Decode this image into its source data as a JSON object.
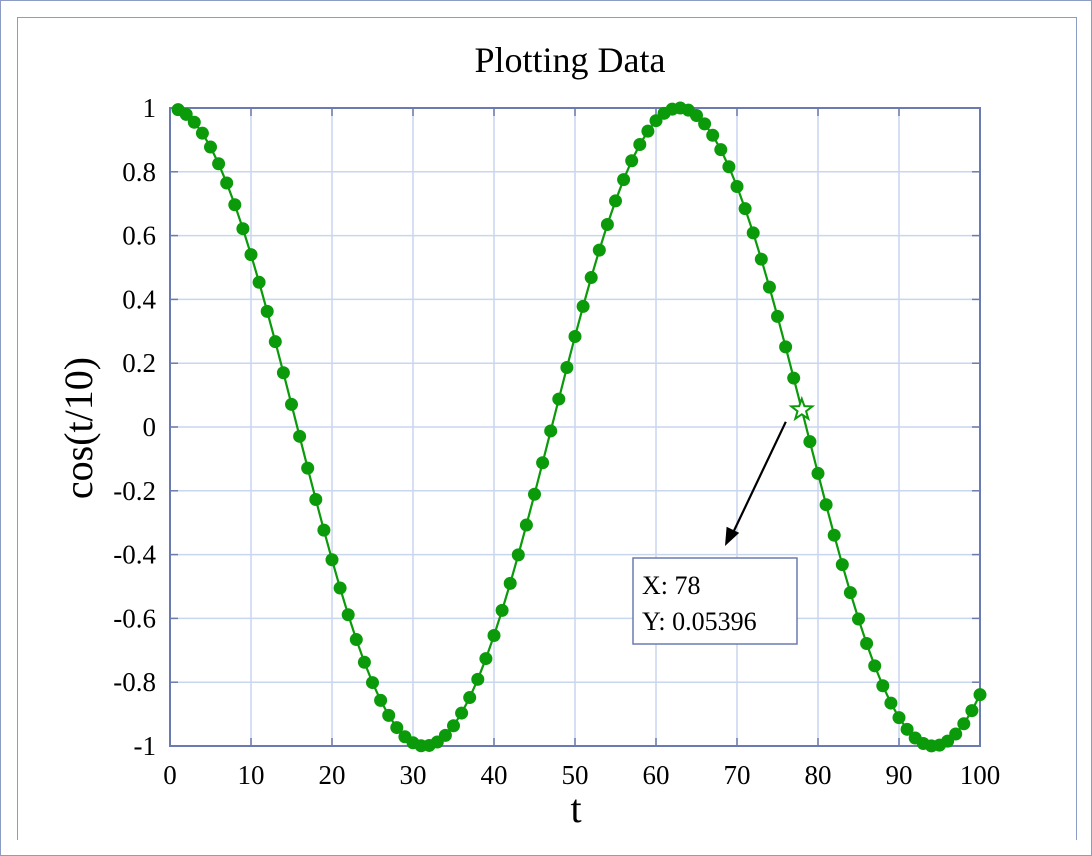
{
  "chart_data": {
    "type": "line",
    "title": "Plotting Data",
    "xlabel": "t",
    "ylabel": "cos(t/10)",
    "xlim": [
      0,
      100
    ],
    "ylim": [
      -1,
      1
    ],
    "xticks": [
      "0",
      "10",
      "20",
      "30",
      "40",
      "50",
      "60",
      "70",
      "80",
      "90",
      "100"
    ],
    "yticks": [
      "1",
      "0.8",
      "0.6",
      "0.4",
      "0.2",
      "0",
      "-0.2",
      "-0.4",
      "-0.6",
      "-0.8",
      "-1"
    ],
    "grid": true,
    "series": [
      {
        "function": "cos(t/10)",
        "x_start": 1,
        "x_end": 100,
        "x_step": 1,
        "color": "#0a9a0a",
        "marker": "filled-circle"
      }
    ],
    "datatip": {
      "x": 78,
      "y": 0.05396,
      "x_label": "X: 78",
      "y_label": "Y: 0.05396"
    }
  },
  "colors": {
    "axes": "#6b7bb0",
    "grid": "#c8d6ee",
    "line": "#0a9a0a"
  }
}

= = = =

#### Stated problem:
Transcribe all of the records above character for character. Exclude the pictures.

#### Final result:
Decode this image into its source data as a JSON object.
{
  "chart_data": {
    "type": "line",
    "title": "Plotting Data",
    "xlabel": "t",
    "ylabel": "cos(t/10)",
    "xlim": [
      0,
      100
    ],
    "ylim": [
      -1,
      1
    ],
    "xticks": [
      "0",
      "10",
      "20",
      "30",
      "40",
      "50",
      "60",
      "70",
      "80",
      "90",
      "100"
    ],
    "yticks": [
      "1",
      "0.8",
      "0.6",
      "0.4",
      "0.2",
      "0",
      "-0.2",
      "-0.4",
      "-0.6",
      "-0.8",
      "-1"
    ],
    "grid": true,
    "series": [
      {
        "function": "cos(t/10)",
        "x_start": 1,
        "x_end": 100,
        "x_step": 1,
        "color": "#0a9a0a",
        "marker": "filled-circle"
      }
    ],
    "datatip": {
      "x": 78,
      "y": 0.05396,
      "x_label": "X: 78",
      "y_label": "Y: 0.05396"
    }
  },
  "colors": {
    "axes": "#6b7bb0",
    "grid": "#c8d6ee",
    "line": "#0a9a0a"
  }
}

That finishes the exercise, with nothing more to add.